[START OF RECORDED INFORMATION]

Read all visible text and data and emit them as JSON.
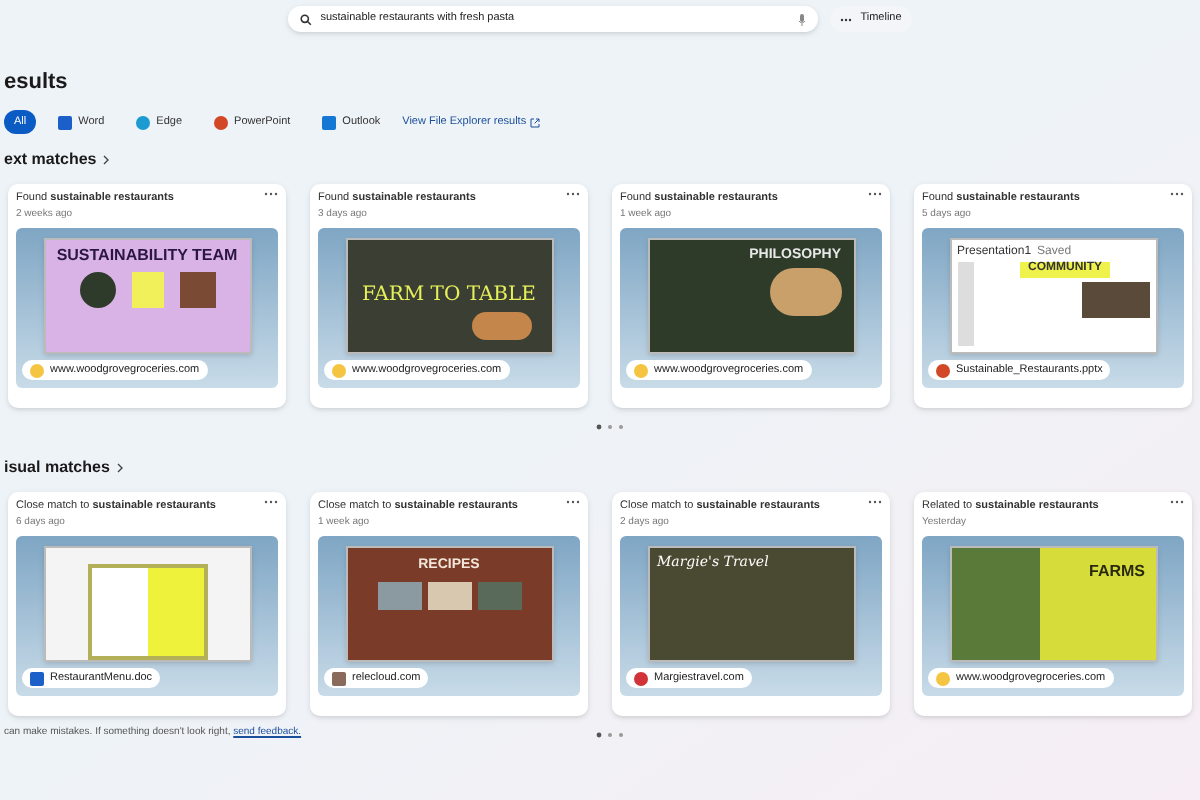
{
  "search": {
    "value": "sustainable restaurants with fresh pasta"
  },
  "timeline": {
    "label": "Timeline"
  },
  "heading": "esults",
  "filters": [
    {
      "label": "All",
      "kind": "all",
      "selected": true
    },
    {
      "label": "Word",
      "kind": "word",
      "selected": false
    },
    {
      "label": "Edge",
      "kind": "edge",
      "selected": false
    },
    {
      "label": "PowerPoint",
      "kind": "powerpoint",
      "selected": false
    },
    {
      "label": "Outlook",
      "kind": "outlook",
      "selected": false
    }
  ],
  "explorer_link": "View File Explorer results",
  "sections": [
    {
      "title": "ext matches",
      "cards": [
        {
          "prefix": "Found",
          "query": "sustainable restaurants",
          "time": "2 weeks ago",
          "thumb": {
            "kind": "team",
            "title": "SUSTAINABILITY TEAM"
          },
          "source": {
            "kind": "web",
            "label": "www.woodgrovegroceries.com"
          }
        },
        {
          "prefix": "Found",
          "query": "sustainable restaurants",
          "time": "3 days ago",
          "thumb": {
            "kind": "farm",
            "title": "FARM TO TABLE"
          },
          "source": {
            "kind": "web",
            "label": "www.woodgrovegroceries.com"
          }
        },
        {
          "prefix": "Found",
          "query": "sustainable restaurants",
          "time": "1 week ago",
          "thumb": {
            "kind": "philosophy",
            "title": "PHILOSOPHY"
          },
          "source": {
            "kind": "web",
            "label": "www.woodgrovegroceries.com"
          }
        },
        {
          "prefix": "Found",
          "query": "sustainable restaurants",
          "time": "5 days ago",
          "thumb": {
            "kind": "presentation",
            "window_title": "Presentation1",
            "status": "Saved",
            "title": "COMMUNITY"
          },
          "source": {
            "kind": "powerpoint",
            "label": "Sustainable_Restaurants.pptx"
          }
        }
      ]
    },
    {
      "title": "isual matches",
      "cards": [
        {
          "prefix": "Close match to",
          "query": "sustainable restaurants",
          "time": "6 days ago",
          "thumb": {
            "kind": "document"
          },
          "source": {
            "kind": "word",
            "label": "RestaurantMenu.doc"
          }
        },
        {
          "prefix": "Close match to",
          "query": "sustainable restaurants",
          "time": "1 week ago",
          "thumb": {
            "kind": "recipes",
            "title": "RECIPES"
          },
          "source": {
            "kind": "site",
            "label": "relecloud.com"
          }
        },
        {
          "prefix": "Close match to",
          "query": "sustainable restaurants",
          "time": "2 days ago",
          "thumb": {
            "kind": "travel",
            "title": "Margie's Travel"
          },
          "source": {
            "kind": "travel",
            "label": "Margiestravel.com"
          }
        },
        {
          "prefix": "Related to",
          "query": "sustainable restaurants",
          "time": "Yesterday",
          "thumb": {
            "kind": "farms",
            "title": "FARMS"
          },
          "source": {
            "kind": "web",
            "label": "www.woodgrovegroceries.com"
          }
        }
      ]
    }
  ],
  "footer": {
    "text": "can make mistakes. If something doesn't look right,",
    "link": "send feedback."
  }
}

[END OF RECORDED INFORMATION]
[START OF RECORDED INFORMATION]

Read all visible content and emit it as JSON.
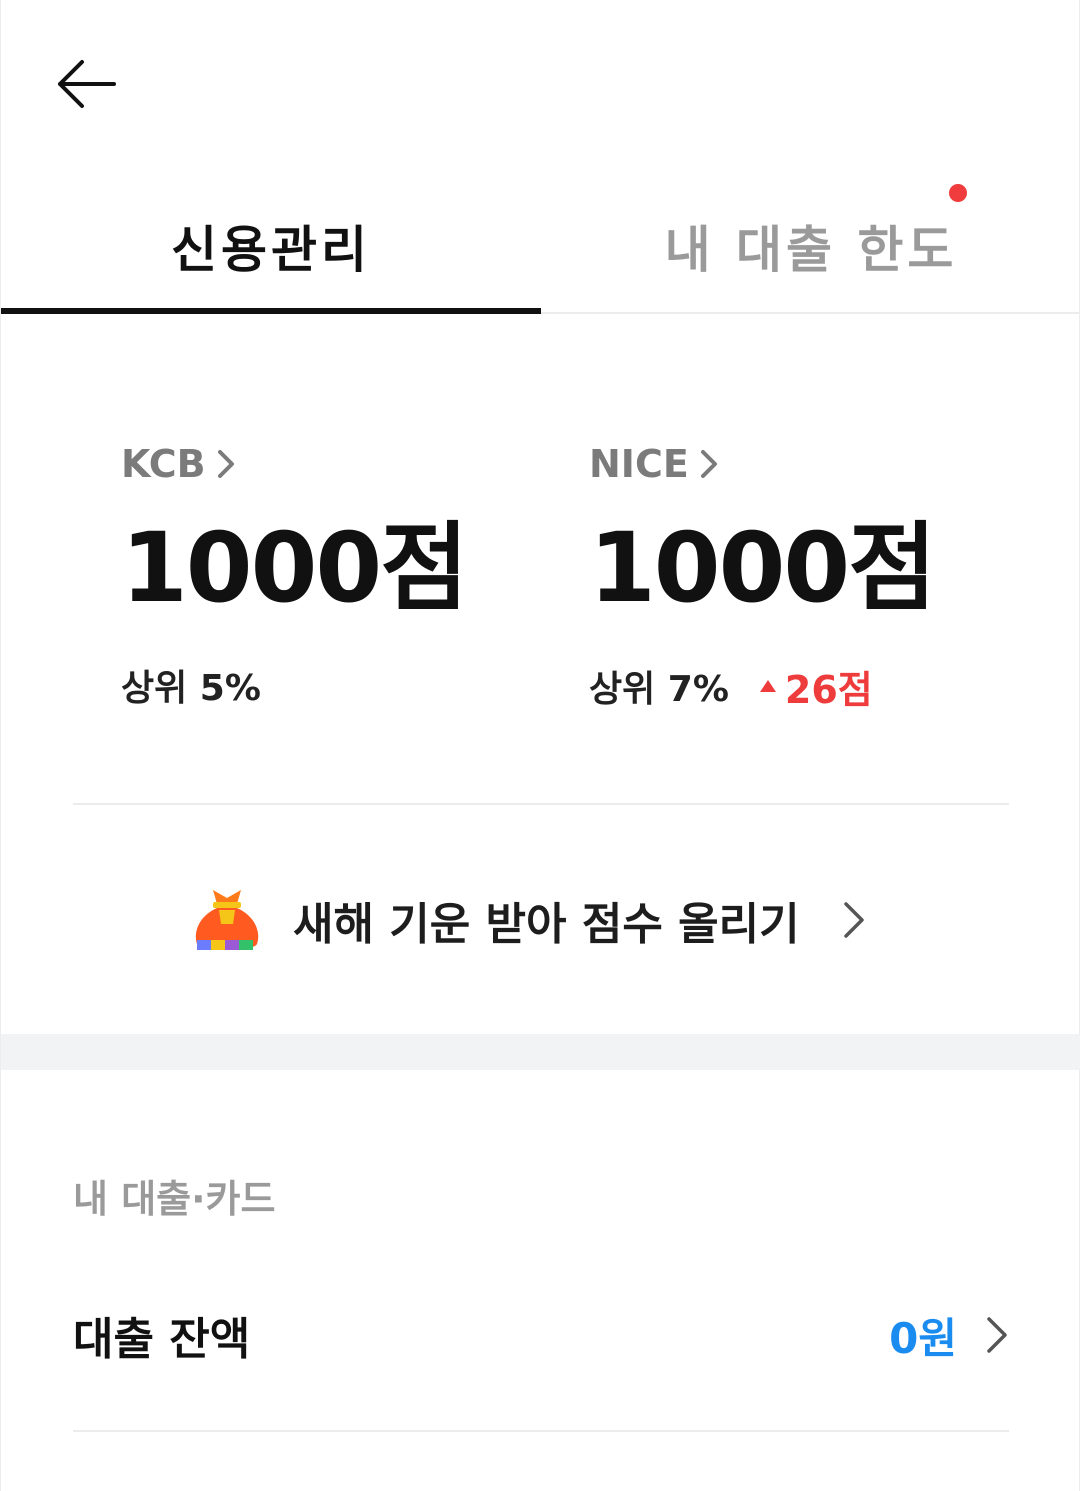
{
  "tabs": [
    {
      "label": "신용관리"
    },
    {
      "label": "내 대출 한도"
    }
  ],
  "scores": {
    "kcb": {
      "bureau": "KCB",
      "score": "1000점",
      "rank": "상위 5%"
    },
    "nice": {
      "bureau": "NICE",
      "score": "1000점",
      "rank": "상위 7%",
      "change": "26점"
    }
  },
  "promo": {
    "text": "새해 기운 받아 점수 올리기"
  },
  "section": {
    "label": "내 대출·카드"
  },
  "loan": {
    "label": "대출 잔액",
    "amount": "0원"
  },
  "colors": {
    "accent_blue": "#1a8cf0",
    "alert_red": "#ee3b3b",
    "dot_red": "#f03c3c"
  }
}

[END OF RECORDED INFORMATION]

Return each full line of the entries that contains the word "text".

Read all visible text and data and emit them as JSON.
    "text": "can make mistakes. If something doesn't look right,",
    "text": "새해 기운 받아 점수 올리기"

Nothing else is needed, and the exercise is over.